Stored data

--------------------

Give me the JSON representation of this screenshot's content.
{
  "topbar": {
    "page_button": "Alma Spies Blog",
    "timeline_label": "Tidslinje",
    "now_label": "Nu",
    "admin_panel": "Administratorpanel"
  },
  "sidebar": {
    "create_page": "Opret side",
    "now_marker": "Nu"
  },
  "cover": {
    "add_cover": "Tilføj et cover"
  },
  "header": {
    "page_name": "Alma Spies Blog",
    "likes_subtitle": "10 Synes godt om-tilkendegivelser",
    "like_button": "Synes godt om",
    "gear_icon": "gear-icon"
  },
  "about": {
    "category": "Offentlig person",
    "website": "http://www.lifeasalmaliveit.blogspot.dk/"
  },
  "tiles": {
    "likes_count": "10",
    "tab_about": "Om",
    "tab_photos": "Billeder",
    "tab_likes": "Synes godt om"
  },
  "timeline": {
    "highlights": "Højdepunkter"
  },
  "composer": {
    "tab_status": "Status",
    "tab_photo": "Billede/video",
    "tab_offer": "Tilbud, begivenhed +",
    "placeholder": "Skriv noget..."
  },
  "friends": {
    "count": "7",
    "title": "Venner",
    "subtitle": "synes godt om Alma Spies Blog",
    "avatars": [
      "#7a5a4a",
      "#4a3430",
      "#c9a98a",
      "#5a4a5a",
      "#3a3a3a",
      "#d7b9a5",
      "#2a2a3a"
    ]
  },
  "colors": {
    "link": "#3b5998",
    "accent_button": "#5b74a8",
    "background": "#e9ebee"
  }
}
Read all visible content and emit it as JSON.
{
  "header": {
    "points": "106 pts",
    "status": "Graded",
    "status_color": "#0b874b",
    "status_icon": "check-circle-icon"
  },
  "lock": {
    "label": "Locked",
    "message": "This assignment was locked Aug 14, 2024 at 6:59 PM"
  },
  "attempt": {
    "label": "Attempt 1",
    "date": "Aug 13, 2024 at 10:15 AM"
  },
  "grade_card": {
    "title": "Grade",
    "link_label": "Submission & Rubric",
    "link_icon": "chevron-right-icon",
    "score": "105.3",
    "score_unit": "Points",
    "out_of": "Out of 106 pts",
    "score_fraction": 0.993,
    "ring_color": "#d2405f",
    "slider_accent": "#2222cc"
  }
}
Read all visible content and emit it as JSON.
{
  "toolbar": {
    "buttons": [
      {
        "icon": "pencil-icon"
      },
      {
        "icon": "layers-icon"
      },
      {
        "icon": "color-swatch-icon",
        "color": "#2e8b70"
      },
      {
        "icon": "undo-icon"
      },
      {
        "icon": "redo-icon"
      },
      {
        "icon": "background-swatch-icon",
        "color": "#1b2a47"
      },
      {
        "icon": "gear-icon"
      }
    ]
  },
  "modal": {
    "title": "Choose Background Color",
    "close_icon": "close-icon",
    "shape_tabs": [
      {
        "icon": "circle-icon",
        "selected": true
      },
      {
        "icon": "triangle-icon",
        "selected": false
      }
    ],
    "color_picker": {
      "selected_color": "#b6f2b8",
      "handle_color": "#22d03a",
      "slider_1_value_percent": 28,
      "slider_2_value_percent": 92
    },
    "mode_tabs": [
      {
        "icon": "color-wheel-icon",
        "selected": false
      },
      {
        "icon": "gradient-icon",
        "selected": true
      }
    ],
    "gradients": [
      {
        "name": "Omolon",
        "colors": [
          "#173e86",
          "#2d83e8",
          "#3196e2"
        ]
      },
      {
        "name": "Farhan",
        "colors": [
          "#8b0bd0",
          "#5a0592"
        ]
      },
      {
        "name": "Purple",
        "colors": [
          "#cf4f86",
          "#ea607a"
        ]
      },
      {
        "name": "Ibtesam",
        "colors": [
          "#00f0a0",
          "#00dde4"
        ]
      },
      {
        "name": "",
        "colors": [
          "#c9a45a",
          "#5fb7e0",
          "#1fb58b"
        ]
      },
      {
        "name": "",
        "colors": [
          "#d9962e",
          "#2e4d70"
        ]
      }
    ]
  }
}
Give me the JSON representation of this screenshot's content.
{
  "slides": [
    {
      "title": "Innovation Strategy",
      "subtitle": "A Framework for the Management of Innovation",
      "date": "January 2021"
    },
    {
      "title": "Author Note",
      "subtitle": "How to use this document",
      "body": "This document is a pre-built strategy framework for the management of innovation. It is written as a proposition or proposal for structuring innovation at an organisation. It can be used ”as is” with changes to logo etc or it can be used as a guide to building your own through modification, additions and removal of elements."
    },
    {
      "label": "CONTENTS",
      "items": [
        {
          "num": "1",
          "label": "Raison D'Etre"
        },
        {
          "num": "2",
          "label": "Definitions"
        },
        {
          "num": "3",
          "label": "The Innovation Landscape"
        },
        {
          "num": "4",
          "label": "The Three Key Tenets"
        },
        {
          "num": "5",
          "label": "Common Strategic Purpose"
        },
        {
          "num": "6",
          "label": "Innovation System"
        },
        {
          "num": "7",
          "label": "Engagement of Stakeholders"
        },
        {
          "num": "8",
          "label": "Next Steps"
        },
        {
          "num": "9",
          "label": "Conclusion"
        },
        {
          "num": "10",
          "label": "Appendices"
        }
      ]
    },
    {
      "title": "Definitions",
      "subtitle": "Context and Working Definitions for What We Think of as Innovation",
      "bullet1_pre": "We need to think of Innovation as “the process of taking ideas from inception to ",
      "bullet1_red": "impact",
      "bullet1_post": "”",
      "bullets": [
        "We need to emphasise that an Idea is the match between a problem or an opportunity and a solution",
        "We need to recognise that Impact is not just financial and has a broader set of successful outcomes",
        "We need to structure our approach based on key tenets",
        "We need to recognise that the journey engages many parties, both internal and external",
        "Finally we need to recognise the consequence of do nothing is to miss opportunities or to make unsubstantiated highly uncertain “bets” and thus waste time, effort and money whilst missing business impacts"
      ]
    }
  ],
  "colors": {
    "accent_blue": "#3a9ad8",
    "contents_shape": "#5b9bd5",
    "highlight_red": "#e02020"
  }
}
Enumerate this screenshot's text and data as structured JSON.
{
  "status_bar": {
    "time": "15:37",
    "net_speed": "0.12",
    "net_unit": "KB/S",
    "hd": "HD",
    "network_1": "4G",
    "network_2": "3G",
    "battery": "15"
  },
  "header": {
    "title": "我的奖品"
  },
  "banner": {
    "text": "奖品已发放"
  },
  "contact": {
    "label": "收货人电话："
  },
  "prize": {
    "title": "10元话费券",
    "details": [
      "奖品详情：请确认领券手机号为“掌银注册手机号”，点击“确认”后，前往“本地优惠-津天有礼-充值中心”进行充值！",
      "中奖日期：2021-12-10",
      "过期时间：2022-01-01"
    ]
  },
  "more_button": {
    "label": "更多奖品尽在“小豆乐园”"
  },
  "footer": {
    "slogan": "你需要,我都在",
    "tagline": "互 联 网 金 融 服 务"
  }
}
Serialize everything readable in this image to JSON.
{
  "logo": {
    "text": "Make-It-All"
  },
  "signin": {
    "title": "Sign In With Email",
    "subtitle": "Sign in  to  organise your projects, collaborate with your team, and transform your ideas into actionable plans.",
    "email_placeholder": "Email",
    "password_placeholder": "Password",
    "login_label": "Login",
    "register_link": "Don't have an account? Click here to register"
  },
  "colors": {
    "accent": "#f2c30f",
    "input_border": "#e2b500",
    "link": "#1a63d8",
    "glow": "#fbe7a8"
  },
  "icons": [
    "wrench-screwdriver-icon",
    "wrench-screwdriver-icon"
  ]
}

--------------------

The problem: In the lines above, find each one with "screwdriver" and list it.

Task response:
    "wrench-screwdriver-icon",
    "wrench-screwdriver-icon"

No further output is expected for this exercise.